- Raw data

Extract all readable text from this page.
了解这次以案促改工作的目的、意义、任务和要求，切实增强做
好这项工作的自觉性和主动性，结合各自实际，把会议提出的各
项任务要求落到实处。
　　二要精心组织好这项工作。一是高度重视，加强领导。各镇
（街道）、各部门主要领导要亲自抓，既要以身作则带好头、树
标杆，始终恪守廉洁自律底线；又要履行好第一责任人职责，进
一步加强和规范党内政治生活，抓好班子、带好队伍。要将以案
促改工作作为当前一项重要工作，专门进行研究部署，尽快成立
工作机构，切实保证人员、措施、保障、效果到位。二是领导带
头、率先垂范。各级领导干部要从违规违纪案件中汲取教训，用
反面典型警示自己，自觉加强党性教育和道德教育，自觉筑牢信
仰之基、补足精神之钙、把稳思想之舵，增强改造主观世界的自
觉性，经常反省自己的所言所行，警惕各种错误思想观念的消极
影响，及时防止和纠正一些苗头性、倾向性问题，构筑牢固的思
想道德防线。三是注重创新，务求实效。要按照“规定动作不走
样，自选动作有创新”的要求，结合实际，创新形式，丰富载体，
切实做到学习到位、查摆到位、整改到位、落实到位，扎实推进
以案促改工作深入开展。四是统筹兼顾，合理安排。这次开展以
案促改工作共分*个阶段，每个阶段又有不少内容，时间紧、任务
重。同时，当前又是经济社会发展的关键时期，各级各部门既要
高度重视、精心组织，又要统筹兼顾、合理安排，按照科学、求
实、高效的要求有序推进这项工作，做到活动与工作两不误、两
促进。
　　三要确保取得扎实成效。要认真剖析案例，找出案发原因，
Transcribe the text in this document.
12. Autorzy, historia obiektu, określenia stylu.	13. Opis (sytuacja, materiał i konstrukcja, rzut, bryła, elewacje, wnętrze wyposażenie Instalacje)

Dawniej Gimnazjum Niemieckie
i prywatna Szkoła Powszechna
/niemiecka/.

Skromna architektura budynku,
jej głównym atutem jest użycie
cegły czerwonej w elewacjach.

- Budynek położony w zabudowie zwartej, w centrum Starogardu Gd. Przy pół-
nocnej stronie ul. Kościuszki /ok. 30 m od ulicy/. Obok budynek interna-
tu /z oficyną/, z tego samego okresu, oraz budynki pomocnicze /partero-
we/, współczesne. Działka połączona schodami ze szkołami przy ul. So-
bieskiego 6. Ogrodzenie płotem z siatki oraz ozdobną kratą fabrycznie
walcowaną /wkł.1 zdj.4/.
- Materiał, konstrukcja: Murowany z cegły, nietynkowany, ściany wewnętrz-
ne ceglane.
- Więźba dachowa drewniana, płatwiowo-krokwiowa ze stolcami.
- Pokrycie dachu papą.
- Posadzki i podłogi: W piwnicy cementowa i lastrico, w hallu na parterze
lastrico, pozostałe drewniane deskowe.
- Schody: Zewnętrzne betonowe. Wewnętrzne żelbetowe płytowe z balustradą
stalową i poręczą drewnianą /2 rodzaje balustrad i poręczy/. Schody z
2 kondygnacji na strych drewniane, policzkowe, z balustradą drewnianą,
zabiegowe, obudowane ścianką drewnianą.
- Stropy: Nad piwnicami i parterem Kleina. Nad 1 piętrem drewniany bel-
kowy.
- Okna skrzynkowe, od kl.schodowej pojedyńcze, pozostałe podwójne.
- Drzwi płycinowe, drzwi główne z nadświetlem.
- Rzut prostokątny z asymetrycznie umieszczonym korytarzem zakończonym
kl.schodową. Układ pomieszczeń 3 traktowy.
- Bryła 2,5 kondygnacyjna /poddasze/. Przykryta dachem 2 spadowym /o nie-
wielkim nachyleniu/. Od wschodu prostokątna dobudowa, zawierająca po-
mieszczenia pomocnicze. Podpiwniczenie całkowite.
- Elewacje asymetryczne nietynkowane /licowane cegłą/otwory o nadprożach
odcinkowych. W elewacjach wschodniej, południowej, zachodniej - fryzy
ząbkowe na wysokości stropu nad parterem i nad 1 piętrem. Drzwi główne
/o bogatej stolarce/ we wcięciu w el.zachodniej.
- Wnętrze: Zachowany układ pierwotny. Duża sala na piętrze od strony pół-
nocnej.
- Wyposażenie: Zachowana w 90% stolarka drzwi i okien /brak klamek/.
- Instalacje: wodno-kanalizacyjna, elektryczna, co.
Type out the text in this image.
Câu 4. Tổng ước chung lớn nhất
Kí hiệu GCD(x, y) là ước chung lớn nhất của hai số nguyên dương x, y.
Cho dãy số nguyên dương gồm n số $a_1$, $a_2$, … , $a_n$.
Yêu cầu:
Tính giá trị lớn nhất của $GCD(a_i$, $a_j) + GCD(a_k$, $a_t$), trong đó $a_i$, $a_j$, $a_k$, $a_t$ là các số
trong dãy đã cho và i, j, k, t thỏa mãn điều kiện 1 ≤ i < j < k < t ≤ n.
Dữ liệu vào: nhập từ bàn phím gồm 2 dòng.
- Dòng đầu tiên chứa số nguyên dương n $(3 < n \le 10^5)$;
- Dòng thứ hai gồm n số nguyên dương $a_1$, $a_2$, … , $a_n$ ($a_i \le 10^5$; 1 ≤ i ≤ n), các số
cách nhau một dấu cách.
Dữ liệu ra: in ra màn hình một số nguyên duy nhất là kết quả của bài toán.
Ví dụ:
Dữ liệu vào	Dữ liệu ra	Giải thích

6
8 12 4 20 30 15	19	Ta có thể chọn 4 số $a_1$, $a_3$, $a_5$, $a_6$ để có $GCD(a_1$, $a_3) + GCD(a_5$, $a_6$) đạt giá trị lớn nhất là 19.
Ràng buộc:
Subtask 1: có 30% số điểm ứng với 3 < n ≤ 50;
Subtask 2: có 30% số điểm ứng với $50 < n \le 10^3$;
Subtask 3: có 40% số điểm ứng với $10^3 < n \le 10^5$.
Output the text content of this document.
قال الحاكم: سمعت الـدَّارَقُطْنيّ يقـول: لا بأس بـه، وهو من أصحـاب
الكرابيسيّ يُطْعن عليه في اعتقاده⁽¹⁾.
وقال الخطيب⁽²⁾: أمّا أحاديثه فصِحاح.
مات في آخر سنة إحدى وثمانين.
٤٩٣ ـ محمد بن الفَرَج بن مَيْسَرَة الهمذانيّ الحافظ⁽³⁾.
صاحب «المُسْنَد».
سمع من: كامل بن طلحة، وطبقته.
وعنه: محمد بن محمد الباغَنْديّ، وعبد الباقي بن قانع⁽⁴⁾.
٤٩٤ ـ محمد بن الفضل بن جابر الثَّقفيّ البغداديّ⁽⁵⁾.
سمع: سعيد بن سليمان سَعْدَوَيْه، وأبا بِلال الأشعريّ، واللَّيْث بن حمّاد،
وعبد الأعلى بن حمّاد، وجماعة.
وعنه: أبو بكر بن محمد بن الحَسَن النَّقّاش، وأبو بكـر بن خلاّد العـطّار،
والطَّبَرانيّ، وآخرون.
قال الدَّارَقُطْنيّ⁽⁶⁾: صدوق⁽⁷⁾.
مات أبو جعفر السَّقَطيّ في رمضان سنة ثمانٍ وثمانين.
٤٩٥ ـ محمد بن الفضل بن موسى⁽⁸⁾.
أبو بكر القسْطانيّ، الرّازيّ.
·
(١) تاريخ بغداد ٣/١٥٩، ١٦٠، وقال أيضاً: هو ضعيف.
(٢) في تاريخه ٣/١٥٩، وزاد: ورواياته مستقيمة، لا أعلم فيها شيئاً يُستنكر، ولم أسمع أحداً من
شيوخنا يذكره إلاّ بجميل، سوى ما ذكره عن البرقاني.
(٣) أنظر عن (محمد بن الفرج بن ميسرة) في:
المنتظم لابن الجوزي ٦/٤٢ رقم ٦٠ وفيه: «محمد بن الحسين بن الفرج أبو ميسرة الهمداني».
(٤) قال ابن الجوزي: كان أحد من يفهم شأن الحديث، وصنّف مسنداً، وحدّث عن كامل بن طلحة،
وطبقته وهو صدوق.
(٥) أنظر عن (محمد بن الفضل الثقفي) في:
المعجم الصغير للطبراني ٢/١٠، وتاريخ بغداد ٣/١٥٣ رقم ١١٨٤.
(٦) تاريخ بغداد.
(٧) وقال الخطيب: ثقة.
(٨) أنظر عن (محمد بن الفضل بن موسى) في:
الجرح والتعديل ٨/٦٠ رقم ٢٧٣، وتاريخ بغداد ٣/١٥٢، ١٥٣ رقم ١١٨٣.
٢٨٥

- Short exercise
Where a line contains "ميسرة", copy that line.

- The response
(٣) أنظر عن (محمد بن الفرج بن ميسرة) في:
المنتظم لابن الجوزي ٦/٤٢ رقم ٦٠ وفيه: «محمد بن الحسين بن الفرج أبو ميسرة الهمداني».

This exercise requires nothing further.